begin Exercise data
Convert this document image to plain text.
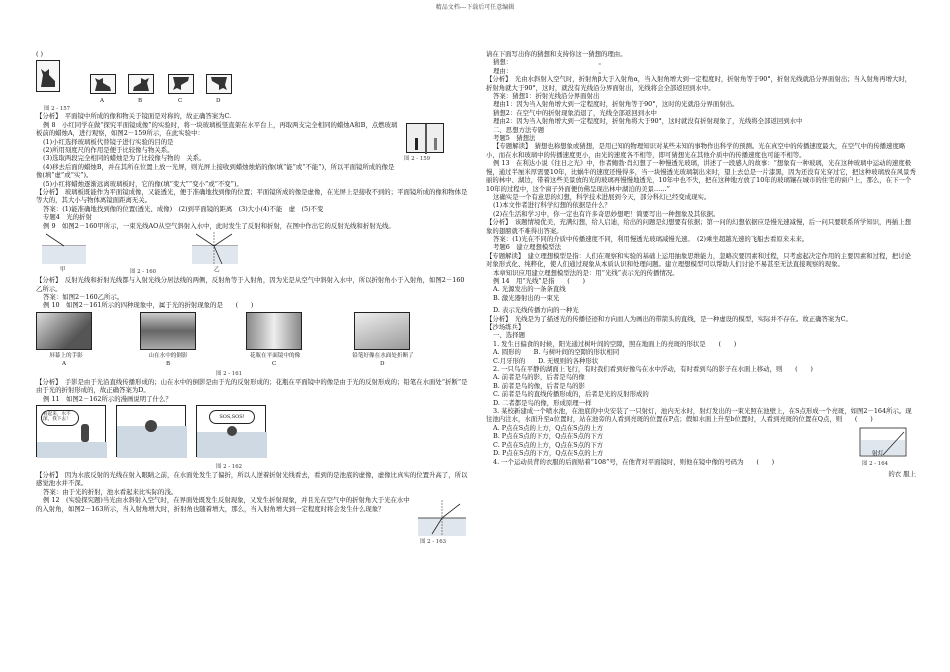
精品文档---下载后可任意编辑

( )

A	B	C	D
图 2 - 157

【分析】　平面镜中所成的像和物关于镜面是对称的，故正确答案为C.

图 2 - 159

例 8　小红同学在做“探究平面镜成像”的实验时，将一块玻璃板竖直架在水平台上，再取两支完全相同的蜡烛A和B，点燃玻璃板前的蜡烛A，进行观察，如图2－159所示，在此实验中：

(1)小红选择玻璃板代替镜子进行实验的目的是

(2)所用刻度尺的作用是便于比较像与物关系。

(3)选取两段完全相同的蜡烛是为了比较像与物的　关系。

(4)移去后面的蜡烛B，并在其所在位置上放一光屏，则光屏上接收到蜡烛烛焰的像(填“能”或“不能”)，所以平面镜所成的像是像(填“虚”或“实”)。

(5)小红将蜡烛逐渐远离玻璃板时，它的像(填“变大”“变小”或“不变”)。

【分析】　玻璃板既能作为平面镜成像，又能透光，便于准确地找到像的位置；平面镜所成的像是虚像，在光屏上是接收不到的；平面镜所成的像和物体是等大的，其大小与物体离镜面距离无关。

答案：(1)能准确地找到像的位置(透光、成像)　(2)到平面镜的距离　(3)大小(4)不能　虚　(5)不变

专题4　光的折射

例 9　如图2－160甲所示，一束光线AO从空气斜射入水中，此时发生了反射和折射，在图中作出它的反射光线和折射光线。

甲	乙
图 2 - 160

【分析】　反射光线和折射光线都与入射光线分居法线的两侧，反射角等于入射角，因为光是从空气中斜射入水中，所以折射角小于入射角，如图2－160乙所示。

答案：如图2－160乙所示。

例 10　如图2－161所示的四种现象中，属于光的折射现象的是　　(　　)

屏幕上的手影	山在水中的倒影	花瓶在平面镜中的像	铅笔好像在水面处折断了
A	B	C	D
图 2 - 161

【分析】　手影是由于光沿直线传播形成的；山在水中的倒影是由于光的反射形成的；花瓶在平面镜中的像是由于光的反射形成的；铅笔在水面处“折断”是由于光的折射形成的，故正确答案为D。

例 11　如图2－162所示的漫画说明了什么？

看起来，水不深，我下去！	SOS,SOS!
图 2 - 162

【分析】　因为水底反射的光线在射入眼睛之前，在水面处发生了偏折，所以人逆着折射光线看去，看到的是池底的虚像，虚像比真实的位置升高了，所以感觉池水并不深。

答案：由于光的折射，池水看起来比实际的浅。

图 2 - 163

例 12　(实验探究题)当光由水斜射入空气时，在界面处既发生反射现象，又发生折射现象，并且光在空气中的折射角大于光在水中的入射角，如图2－163所示，当入射角增大时，折射角也随着增大，那么，当入射角增大到一定程度时将会发生什么现象？

请在下面写出你的猜想和支持你这一猜想的理由。

猜想：　　　　　　　　　　　　　　。

理由：　　　　　　　　　　　　　　。

【分析】　光由水斜射入空气时，折射角β大于入射角α，当入射角增大到一定程度时，折射角等于90°，折射光线就沿分界面射出；当入射角再增大时，折射角就大于90°，这时，就没有光线沿分界面射出，光线将会全部返回到水中。

答案：猜想1：折射光线沿分界面射出

理由1：因为当入射角增大到一定程度时，折射角等于90°，这时的光就沿分界面射出。

猜想2：在空气中的折射现象消退了，光线全部返回到水中

理由2：因为当入射角增大到一定程度时，折射角将大于90°，这时就没有折射现象了，光线将全部返回到水中

二、思想方法专题

考题5　猜想法

【专题解读】　猜想也称想象或猜想，是用已知的物理知识对某些未知的事物作出科学的预测。光在真空中的传播速度最大，在空气中的传播速度略小，而在水和玻璃中的传播速度更小，由光的速度各不相等，即可猜想光在其他介质中的传播速度也可能不相等。

例 13　在利达小说《往日之光》中，作者鲍勃·肖幻想了一种慢透光玻璃，讲述了一段感人的故事：“想象有一种玻璃，光在这种玻璃中运动的速度极慢，通过半厘米厚需要10年，比蜗牛的速度还慢得多，当一块慢透光玻璃制出来时，望上去总是一片漆黑，因为还没有光穿过它，把这种玻璃放在风景秀丽的林中、湖边，带着这些美景放的光的玻璃再慢慢地透光，10年中也不失，把在这种地方放了10年的玻璃镶在城市的住宅的窗户上，那么，在下一个10年的过程中，这个窗子外面便仿佛呈现出林中湖泊的美景……”

这确实是一个有意思的幻想，科学技术进展到今天，部分科幻已经变成现实。

(1)本文作者进行科学幻想的依据是什么？

(2)在生活和学习中，你一定也有许多奇思妙想吧！简要写出一种想象及其依据。

【分析】　该题情境优美，充满幻想，给人启迪，给出的问题是幻想要有依据；第一问的幻想依据应是慢光速减慢，后一问只要联系所学知识，再插上想象的翅膀就不难得出答案。

答案：(1)光在不同的介质中传播速度不同，利用慢透光玻璃减慢光速。　(2)乘坐超越光速的飞船去看原来未来。

考题6　建立理想模型法

【专题解读】　建立理想模型是指：人们在观察和实验的基础上运用抽象思维能力，忽略次要因素和过程，只考虑起决定作用的主要因素和过程，把讨论对象形式化、纯粹化，使人们通过现象从本质认识和处理问题。建立理想模型可以帮助人们讨论不易甚至无法直接观察的现象。

本章知识应用建立理想模型法的是：用“光线”表示光的传播情况。

例 14　用“光线”是指　　(　　)

A. 光源发出的一条条直线

B. 激光器射出的一束光

D. 表示光线传播方向的一种光

【分析】　光线是为了描述光的传播径迹和方向而人为画出的带箭头的直线，是一种虚设的模型，实际并不存在。故正确答案为C。

【沙场练兵】

一、选择题

1. 发生日偏食的时候，阳光通过树叶间的空隙，照在地面上的亮斑的形状是　　(　　)

A. 圆形的　　B. 与树叶间的空隙的形状相同

C.月牙形的　　D. 无规则的各种形状

2. 一只鸟在平静的湖面上飞行，有时我们看到好像鸟在水中浮动，有时看到鸟的影子在水面上移动，则　　(　　)

A. 前者是鸟的影，后者是鸟的像

B. 前者是鸟的像，后者是鸟的影

C. 前者是鸟的直线传播形成的，后者是光的反射形成的

D. 二者都是鸟的像，形成原理一样

3. 某校新建成一个喷水池，在池底的中央安装了一只射灯，池内无水时，射灯发出的一束光照在池壁上，在S点形成一个亮斑，如图2－164所示。现往池内注水，水面升至a位置时，站在池旁的人看到亮斑的位置在P点；假如水面上升至b位置时，人看到亮斑的位置在Q点，则　　(　　)

射灯
图 2 - 164

A. P点在S点的上方，Q点在S点的上方

B. P点在S点的下方，Q点在S点的下方

C. P点在S点的上方，Q点在S点的下方

D. P点在S点的下方，Q点在S点的上方

4. 一个运动员背的衣服的后面贴着“108”号，在他背对平面镜时，则他在镜中像的号码为　　(　　)

的衣 服上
end Exercise data
» **What is required**
Find and copy every line in the entries above where the string "P点在S点的下方" occurs.

» **Response below**
B. P点在S点的下方，Q点在S点的下方
D. P点在S点的下方，Q点在S点的上方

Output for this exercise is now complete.